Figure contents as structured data
* * * * * * * * *

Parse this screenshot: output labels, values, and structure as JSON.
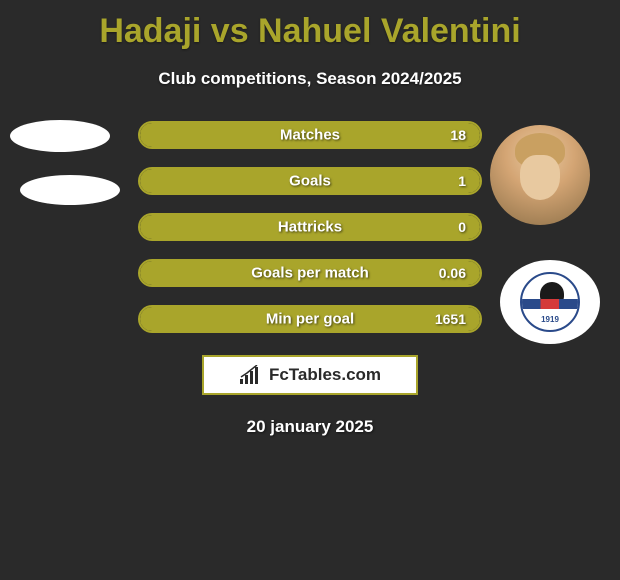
{
  "title": "Hadaji vs Nahuel Valentini",
  "subtitle": "Club competitions, Season 2024/2025",
  "colors": {
    "background": "#2a2a2a",
    "accent": "#a9a52b",
    "text": "#ffffff"
  },
  "stats": [
    {
      "label": "Matches",
      "value_right": "18",
      "fill_pct": 100
    },
    {
      "label": "Goals",
      "value_right": "1",
      "fill_pct": 100
    },
    {
      "label": "Hattricks",
      "value_right": "0",
      "fill_pct": 100
    },
    {
      "label": "Goals per match",
      "value_right": "0.06",
      "fill_pct": 100
    },
    {
      "label": "Min per goal",
      "value_right": "1651",
      "fill_pct": 100
    }
  ],
  "club_badge": {
    "year": "1919"
  },
  "logo": {
    "text": "FcTables.com"
  },
  "date": "20 january 2025"
}
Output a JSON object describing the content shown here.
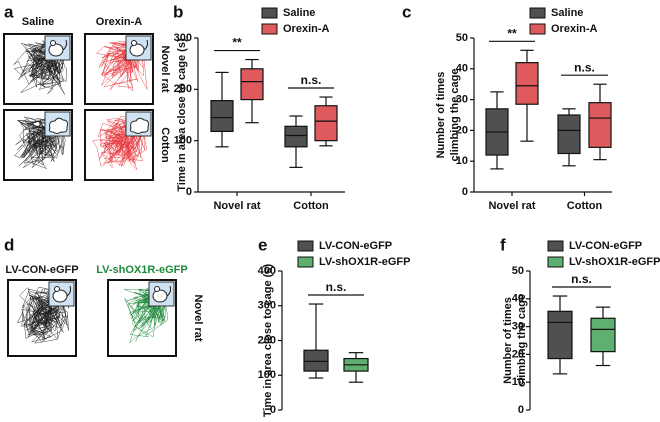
{
  "track_panels": [
    {
      "panel": "a",
      "columns": [
        "Saline",
        "Orexin-A"
      ],
      "rows": [
        "Novel rat",
        "Cotton"
      ],
      "colors": [
        "#1a1a1a",
        "#e8343a"
      ]
    },
    {
      "panel": "d",
      "columns": [
        "LV-CON-eGFP",
        "LV-shOX1R-eGFP"
      ],
      "rows": [
        "Novel rat"
      ],
      "colors": [
        "#1a1a1a",
        "#1e8a3c"
      ]
    }
  ],
  "chart_data": [
    {
      "type": "box",
      "panel": "b",
      "ylabel": [
        "Time in area close to cage (s)"
      ],
      "categories": [
        "Novel rat",
        "Cotton"
      ],
      "ylim": [
        0,
        300
      ],
      "yticks": [
        0,
        100,
        200,
        300
      ],
      "annotations": [
        "**",
        "n.s."
      ],
      "series": [
        {
          "name": "Saline",
          "color": "#505050",
          "min": [
            88,
            48
          ],
          "q1": [
            118,
            88
          ],
          "median": [
            145,
            110
          ],
          "q3": [
            178,
            128
          ],
          "max": [
            233,
            148
          ]
        },
        {
          "name": "Orexin-A",
          "color": "#de5a5c",
          "min": [
            135,
            90
          ],
          "q1": [
            180,
            100
          ],
          "median": [
            215,
            138
          ],
          "q3": [
            240,
            168
          ],
          "max": [
            258,
            185
          ]
        }
      ]
    },
    {
      "type": "box",
      "panel": "c",
      "ylabel": [
        "Number of times",
        "climbing the cage"
      ],
      "categories": [
        "Novel rat",
        "Cotton"
      ],
      "ylim": [
        0,
        50
      ],
      "yticks": [
        0,
        10,
        20,
        30,
        40,
        50
      ],
      "annotations": [
        "**",
        "n.s."
      ],
      "series": [
        {
          "name": "Saline",
          "color": "#505050",
          "min": [
            7.5,
            8.5
          ],
          "q1": [
            12,
            12.5
          ],
          "median": [
            19.5,
            20
          ],
          "q3": [
            27,
            25
          ],
          "max": [
            32.5,
            27
          ]
        },
        {
          "name": "Orexin-A",
          "color": "#de5a5c",
          "min": [
            16.5,
            10.5
          ],
          "q1": [
            28.5,
            14.5
          ],
          "median": [
            34.5,
            24
          ],
          "q3": [
            42,
            29
          ],
          "max": [
            46,
            35
          ]
        }
      ]
    },
    {
      "type": "box",
      "panel": "e",
      "ylabel": [
        "Time in area close to cage (s)"
      ],
      "categories": [
        null
      ],
      "ylim": [
        0,
        400
      ],
      "yticks": [
        0,
        100,
        200,
        300,
        400
      ],
      "annotations": [
        "n.s."
      ],
      "series": [
        {
          "name": "LV-CON-eGFP",
          "color": "#505050",
          "min": [
            92
          ],
          "q1": [
            112
          ],
          "median": [
            140
          ],
          "q3": [
            172
          ],
          "max": [
            305
          ]
        },
        {
          "name": "LV-shOX1R-eGFP",
          "color": "#5fb070",
          "min": [
            80
          ],
          "q1": [
            112
          ],
          "median": [
            130
          ],
          "q3": [
            148
          ],
          "max": [
            165
          ]
        }
      ]
    },
    {
      "type": "box",
      "panel": "f",
      "ylabel": [
        "Number of times",
        "climbing the cage"
      ],
      "categories": [
        null
      ],
      "ylim": [
        0,
        50
      ],
      "yticks": [
        0,
        10,
        20,
        30,
        40,
        50
      ],
      "annotations": [
        "n.s."
      ],
      "series": [
        {
          "name": "LV-CON-eGFP",
          "color": "#505050",
          "min": [
            13
          ],
          "q1": [
            18.5
          ],
          "median": [
            31.5
          ],
          "q3": [
            35.5
          ],
          "max": [
            41
          ]
        },
        {
          "name": "LV-shOX1R-eGFP",
          "color": "#5fb070",
          "min": [
            16
          ],
          "q1": [
            21
          ],
          "median": [
            29
          ],
          "q3": [
            33
          ],
          "max": [
            37
          ]
        }
      ]
    }
  ]
}
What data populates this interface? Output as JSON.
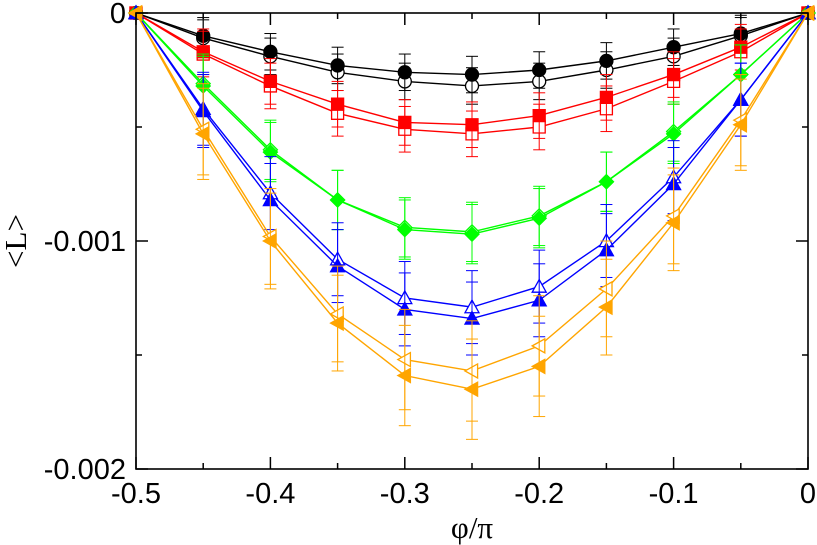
{
  "chart_data": {
    "type": "line",
    "title": "",
    "xlabel": "φ/π",
    "ylabel": "<L>",
    "xlim": [
      -0.5,
      0
    ],
    "ylim": [
      -0.002,
      0
    ],
    "x_ticks": [
      -0.5,
      -0.4,
      -0.3,
      -0.2,
      -0.1,
      0
    ],
    "x_tick_labels": [
      "-0.5",
      "-0.4",
      "-0.3",
      "-0.2",
      "-0.1",
      "0"
    ],
    "y_ticks": [
      0,
      -0.001,
      -0.002
    ],
    "y_tick_labels": [
      "0",
      "-0.001",
      "-0.002"
    ],
    "grid": false,
    "legend": "none",
    "x": [
      -0.5,
      -0.45,
      -0.4,
      -0.35,
      -0.3,
      -0.25,
      -0.2,
      -0.15,
      -0.1,
      -0.05,
      0
    ],
    "series": [
      {
        "name": "black-open",
        "color": "#000000",
        "marker": "circle",
        "filled": false,
        "values": [
          0,
          -0.00011,
          -0.00019,
          -0.00026,
          -0.0003,
          -0.00032,
          -0.0003,
          -0.00025,
          -0.00019,
          -0.0001,
          0
        ],
        "errors": [
          0,
          8e-05,
          8e-05,
          8e-05,
          8e-05,
          8e-05,
          8e-05,
          8e-05,
          8e-05,
          8e-05,
          0
        ]
      },
      {
        "name": "black-filled",
        "color": "#000000",
        "marker": "circle",
        "filled": true,
        "values": [
          0,
          -0.0001,
          -0.00017,
          -0.00023,
          -0.00026,
          -0.00027,
          -0.00025,
          -0.00021,
          -0.00015,
          -9e-05,
          0
        ],
        "errors": [
          0,
          8e-05,
          8e-05,
          8e-05,
          8e-05,
          8e-05,
          8e-05,
          8e-05,
          8e-05,
          8e-05,
          0
        ]
      },
      {
        "name": "red-open",
        "color": "#ff0000",
        "marker": "square",
        "filled": false,
        "values": [
          0,
          -0.00018,
          -0.00032,
          -0.00044,
          -0.00051,
          -0.00053,
          -0.0005,
          -0.00042,
          -0.0003,
          -0.00017,
          0
        ],
        "errors": [
          0,
          0.0001,
          0.0001,
          0.0001,
          0.0001,
          0.0001,
          0.0001,
          0.0001,
          0.0001,
          0.0001,
          0
        ]
      },
      {
        "name": "red-filled",
        "color": "#ff0000",
        "marker": "square",
        "filled": true,
        "values": [
          0,
          -0.00017,
          -0.0003,
          -0.0004,
          -0.00048,
          -0.00049,
          -0.00045,
          -0.00037,
          -0.00027,
          -0.00015,
          0
        ],
        "errors": [
          0,
          0.0001,
          0.0001,
          0.0001,
          0.0001,
          0.0001,
          0.0001,
          0.0001,
          0.0001,
          0.0001,
          0
        ]
      },
      {
        "name": "green-open",
        "color": "#00ff00",
        "marker": "diamond",
        "filled": false,
        "values": [
          0,
          -0.00031,
          -0.0006,
          -0.00082,
          -0.00094,
          -0.00096,
          -0.00089,
          -0.00074,
          -0.00052,
          -0.00027,
          0
        ],
        "errors": [
          0,
          0.00013,
          0.00013,
          0.00013,
          0.00013,
          0.00013,
          0.00013,
          0.00013,
          0.00013,
          0.00013,
          0
        ]
      },
      {
        "name": "green-filled",
        "color": "#00ff00",
        "marker": "diamond",
        "filled": true,
        "values": [
          0,
          -0.00032,
          -0.00061,
          -0.00082,
          -0.00095,
          -0.00097,
          -0.0009,
          -0.00074,
          -0.00053,
          -0.00027,
          0
        ],
        "errors": [
          0,
          0.00013,
          0.00013,
          0.00013,
          0.00013,
          0.00013,
          0.00013,
          0.00013,
          0.00013,
          0.00013,
          0
        ]
      },
      {
        "name": "blue-open",
        "color": "#0000ff",
        "marker": "triangle-up",
        "filled": false,
        "values": [
          0,
          -0.00042,
          -0.00079,
          -0.00108,
          -0.00125,
          -0.00129,
          -0.0012,
          -0.001,
          -0.00072,
          -0.00038,
          0
        ],
        "errors": [
          0,
          0.00016,
          0.00016,
          0.00016,
          0.00016,
          0.00016,
          0.00016,
          0.00016,
          0.00016,
          0.00016,
          0
        ]
      },
      {
        "name": "blue-filled",
        "color": "#0000ff",
        "marker": "triangle-up",
        "filled": true,
        "values": [
          0,
          -0.00043,
          -0.00082,
          -0.00111,
          -0.0013,
          -0.00134,
          -0.00126,
          -0.00104,
          -0.00075,
          -0.00038,
          0
        ],
        "errors": [
          0,
          0.00016,
          0.00016,
          0.00016,
          0.00016,
          0.00016,
          0.00016,
          0.00016,
          0.00016,
          0.00016,
          0
        ]
      },
      {
        "name": "orange-open",
        "color": "#ffa500",
        "marker": "triangle-left",
        "filled": false,
        "values": [
          0,
          -0.00051,
          -0.00098,
          -0.00132,
          -0.00152,
          -0.00157,
          -0.00146,
          -0.00121,
          -0.00089,
          -0.00047,
          0
        ],
        "errors": [
          0,
          0.0002,
          0.00021,
          0.00021,
          0.00022,
          0.00022,
          0.00022,
          0.00021,
          0.00021,
          0.0002,
          0
        ]
      },
      {
        "name": "orange-filled",
        "color": "#ffa500",
        "marker": "triangle-left",
        "filled": true,
        "values": [
          0,
          -0.00053,
          -0.001,
          -0.00136,
          -0.00159,
          -0.00165,
          -0.00155,
          -0.00129,
          -0.00092,
          -0.00049,
          0
        ],
        "errors": [
          0,
          0.0002,
          0.00021,
          0.00021,
          0.00022,
          0.00022,
          0.00022,
          0.00021,
          0.00021,
          0.0002,
          0
        ]
      }
    ]
  }
}
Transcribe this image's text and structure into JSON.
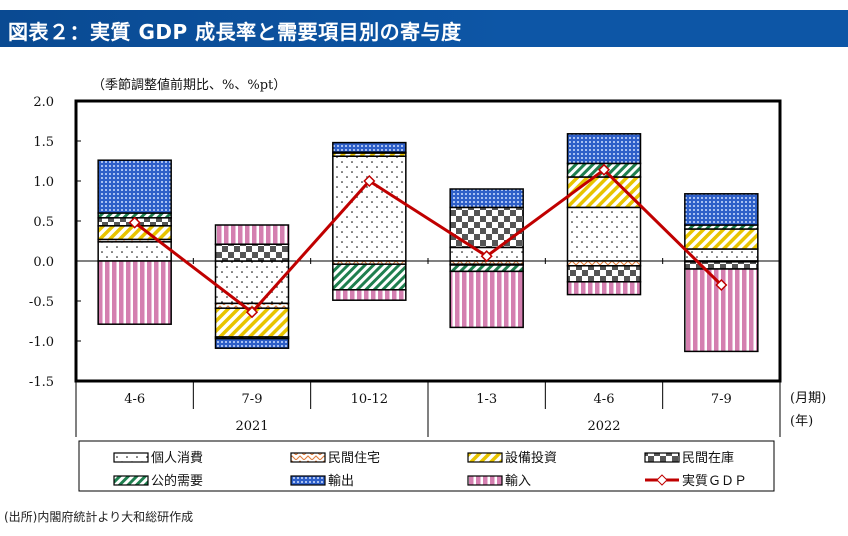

* * * * * * * * *

In the records above, locate each line with the word "orange". Copy all such lines.

## The answer
        "name": "orange-open",
        "name": "orange-filled",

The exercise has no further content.